▶ Aim of the task: Copy out, unchanged, the lines of the records below that begin with the line containing "384, 804, 602]" and end with the line containing "vertical-label: 学 期 目 标: [116, 394, 200, 552]", including both of those lines.

[BEGIN Information provided]

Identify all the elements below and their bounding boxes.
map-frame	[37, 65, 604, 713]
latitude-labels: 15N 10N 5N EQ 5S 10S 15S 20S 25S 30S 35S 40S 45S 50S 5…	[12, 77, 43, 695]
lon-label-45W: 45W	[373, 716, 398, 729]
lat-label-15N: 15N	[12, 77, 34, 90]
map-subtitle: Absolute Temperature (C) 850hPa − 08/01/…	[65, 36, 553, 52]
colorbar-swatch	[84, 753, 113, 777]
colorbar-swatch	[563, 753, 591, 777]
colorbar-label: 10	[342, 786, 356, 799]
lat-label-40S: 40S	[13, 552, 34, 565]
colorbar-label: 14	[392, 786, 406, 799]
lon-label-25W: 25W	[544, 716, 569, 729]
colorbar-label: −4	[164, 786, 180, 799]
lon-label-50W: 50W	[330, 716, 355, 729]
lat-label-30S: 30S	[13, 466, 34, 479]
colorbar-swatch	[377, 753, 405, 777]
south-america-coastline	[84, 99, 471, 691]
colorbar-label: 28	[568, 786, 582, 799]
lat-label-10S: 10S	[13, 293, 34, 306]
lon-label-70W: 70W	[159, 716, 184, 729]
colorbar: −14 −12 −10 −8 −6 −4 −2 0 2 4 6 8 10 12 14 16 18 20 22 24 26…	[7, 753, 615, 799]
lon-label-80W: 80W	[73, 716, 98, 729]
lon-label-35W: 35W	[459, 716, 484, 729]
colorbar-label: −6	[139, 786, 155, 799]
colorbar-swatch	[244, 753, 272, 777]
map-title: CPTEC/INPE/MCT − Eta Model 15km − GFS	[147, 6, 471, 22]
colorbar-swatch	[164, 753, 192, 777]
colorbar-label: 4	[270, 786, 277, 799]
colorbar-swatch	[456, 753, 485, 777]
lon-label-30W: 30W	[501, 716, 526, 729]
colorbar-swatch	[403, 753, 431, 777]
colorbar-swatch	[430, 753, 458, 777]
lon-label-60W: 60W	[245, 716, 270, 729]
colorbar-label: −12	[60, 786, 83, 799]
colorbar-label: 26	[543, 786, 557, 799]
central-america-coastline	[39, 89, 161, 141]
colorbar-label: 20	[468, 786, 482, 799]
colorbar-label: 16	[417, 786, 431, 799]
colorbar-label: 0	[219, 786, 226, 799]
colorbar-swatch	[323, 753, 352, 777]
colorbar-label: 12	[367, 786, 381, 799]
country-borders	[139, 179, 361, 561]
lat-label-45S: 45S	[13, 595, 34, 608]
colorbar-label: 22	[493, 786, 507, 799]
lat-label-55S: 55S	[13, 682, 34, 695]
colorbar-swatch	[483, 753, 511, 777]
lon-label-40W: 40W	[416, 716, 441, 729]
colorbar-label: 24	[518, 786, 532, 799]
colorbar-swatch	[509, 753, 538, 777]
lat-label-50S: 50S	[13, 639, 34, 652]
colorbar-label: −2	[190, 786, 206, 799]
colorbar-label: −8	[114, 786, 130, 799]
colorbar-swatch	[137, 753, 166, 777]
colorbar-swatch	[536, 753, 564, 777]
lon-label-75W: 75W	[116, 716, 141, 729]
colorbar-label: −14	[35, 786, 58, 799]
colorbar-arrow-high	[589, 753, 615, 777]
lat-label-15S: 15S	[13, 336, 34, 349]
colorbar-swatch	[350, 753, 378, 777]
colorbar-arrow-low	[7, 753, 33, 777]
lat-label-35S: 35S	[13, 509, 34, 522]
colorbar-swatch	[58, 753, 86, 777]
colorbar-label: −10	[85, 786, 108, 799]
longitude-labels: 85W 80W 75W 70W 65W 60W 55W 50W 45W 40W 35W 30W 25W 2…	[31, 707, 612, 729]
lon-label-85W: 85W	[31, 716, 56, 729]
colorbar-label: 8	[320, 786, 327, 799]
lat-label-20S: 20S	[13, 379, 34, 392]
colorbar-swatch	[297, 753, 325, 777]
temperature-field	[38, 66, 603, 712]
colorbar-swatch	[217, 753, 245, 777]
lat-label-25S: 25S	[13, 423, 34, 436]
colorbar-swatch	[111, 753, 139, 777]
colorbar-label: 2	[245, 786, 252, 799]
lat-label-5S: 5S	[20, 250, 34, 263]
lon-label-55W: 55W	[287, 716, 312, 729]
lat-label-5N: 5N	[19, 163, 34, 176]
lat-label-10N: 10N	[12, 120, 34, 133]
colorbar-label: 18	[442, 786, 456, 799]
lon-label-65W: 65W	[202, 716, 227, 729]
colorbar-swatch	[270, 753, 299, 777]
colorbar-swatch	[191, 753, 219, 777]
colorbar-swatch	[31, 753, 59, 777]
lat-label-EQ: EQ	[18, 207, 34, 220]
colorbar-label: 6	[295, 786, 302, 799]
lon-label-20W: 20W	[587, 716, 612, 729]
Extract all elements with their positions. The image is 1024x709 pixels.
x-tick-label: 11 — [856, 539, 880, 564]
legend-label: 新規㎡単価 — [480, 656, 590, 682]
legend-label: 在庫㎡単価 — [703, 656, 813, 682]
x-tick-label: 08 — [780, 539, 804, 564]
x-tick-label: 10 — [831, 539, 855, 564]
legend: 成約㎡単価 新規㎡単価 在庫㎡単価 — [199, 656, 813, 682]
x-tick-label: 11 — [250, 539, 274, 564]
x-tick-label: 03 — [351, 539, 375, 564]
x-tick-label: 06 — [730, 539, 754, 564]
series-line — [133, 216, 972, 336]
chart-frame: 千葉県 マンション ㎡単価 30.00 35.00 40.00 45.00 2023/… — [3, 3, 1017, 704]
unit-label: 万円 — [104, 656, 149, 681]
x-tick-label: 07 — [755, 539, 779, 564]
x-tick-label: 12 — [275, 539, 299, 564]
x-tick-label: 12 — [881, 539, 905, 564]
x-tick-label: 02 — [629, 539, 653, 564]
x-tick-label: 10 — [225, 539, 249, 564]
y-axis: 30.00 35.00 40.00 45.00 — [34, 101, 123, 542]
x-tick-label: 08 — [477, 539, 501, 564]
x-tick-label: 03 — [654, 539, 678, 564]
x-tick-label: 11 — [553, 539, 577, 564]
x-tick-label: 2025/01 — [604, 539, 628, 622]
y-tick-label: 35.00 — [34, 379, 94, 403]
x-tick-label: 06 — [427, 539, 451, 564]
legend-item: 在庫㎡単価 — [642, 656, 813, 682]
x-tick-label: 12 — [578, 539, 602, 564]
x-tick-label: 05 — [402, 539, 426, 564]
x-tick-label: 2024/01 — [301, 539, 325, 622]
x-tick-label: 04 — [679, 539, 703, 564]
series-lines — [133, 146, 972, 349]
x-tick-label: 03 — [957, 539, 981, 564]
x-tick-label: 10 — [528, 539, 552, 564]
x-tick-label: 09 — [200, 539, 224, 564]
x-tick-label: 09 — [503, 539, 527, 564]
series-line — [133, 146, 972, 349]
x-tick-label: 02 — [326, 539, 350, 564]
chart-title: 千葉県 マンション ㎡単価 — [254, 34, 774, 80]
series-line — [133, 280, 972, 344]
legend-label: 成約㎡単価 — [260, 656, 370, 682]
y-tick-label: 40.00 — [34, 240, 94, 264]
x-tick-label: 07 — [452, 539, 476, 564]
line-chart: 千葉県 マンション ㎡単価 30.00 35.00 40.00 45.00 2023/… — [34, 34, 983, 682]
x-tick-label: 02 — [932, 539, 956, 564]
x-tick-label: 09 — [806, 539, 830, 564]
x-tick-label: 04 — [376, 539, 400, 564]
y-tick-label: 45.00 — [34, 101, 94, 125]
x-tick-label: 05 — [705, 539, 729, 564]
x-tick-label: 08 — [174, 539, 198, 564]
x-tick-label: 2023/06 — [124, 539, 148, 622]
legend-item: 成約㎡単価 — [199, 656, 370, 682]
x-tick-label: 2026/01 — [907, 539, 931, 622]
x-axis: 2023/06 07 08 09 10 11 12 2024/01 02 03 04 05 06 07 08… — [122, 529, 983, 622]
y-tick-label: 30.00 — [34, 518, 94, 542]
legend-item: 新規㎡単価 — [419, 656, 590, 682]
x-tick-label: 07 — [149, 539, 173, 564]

[END Information provided]
[BEGIN Information provided]

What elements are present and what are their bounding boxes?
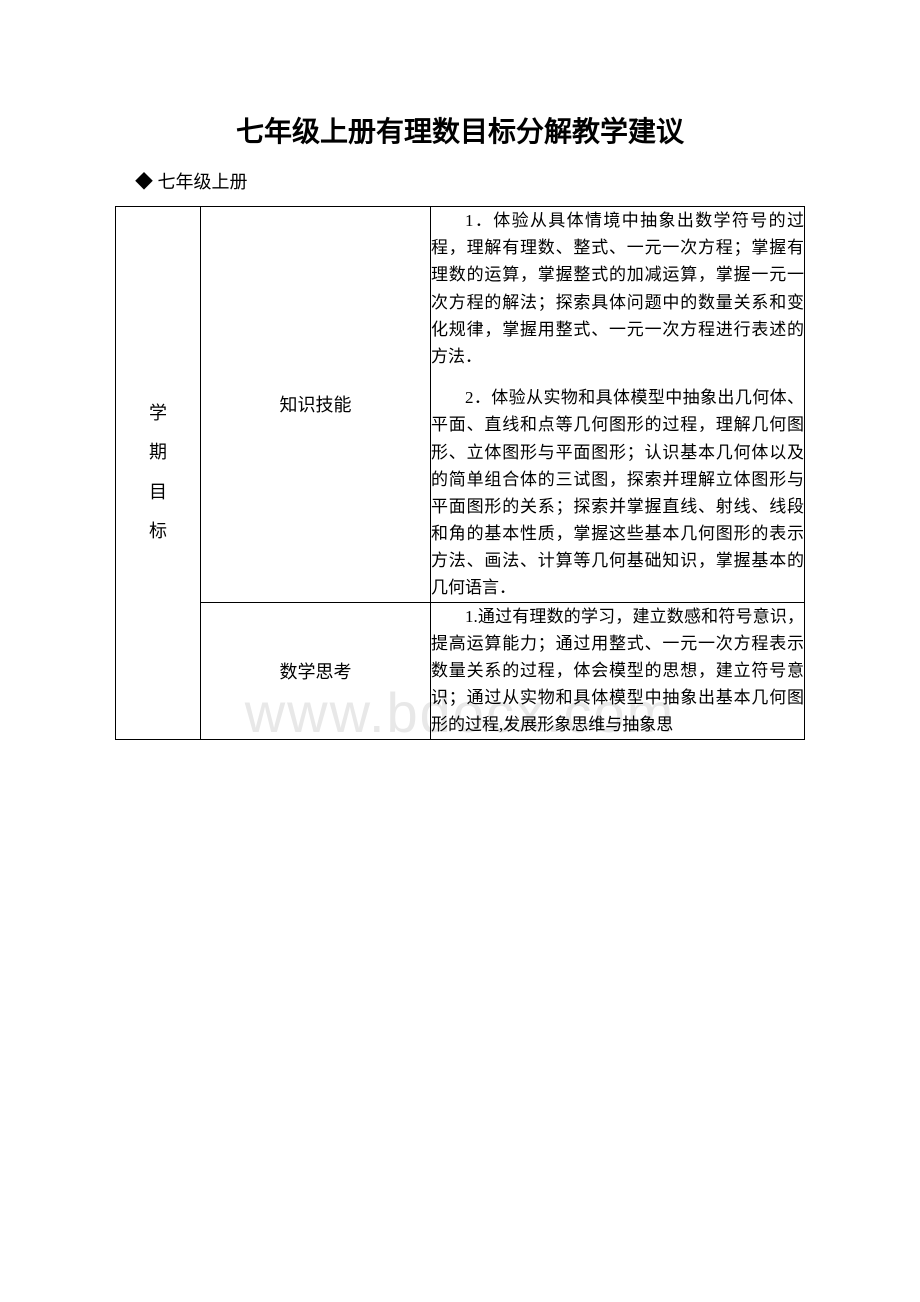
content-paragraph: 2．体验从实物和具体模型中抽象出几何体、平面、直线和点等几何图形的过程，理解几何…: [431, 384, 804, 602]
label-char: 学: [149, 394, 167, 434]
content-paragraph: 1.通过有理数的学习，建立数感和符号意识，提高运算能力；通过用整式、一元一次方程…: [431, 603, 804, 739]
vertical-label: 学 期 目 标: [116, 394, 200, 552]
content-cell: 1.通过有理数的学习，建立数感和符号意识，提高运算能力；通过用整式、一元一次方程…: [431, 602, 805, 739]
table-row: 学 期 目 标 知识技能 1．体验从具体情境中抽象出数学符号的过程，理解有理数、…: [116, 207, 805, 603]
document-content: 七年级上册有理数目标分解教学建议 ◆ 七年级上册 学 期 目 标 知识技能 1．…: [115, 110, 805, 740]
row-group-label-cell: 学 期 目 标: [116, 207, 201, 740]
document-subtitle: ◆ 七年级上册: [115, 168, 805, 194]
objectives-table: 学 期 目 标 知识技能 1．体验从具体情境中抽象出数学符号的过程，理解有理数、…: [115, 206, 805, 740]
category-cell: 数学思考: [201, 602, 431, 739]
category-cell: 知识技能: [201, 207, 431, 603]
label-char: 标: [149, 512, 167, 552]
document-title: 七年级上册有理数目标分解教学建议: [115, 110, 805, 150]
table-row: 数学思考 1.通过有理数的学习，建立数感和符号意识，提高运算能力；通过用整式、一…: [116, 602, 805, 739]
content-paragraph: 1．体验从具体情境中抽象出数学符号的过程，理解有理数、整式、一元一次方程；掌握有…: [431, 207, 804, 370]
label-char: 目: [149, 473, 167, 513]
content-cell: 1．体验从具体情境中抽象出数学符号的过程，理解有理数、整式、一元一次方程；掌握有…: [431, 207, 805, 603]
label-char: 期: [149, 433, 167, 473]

[END Information provided]

▶ Solution for this exercise:
content-paragraph: 2．体验从实物和具体模型中抽象出几何体、平面、直线和点等几何图形的过程，理解几何…: [431, 384, 804, 602]
label-char: 学: [149, 394, 167, 434]
content-paragraph: 1.通过有理数的学习，建立数感和符号意识，提高运算能力；通过用整式、一元一次方程…: [431, 603, 804, 739]
vertical-label: 学 期 目 标: [116, 394, 200, 552]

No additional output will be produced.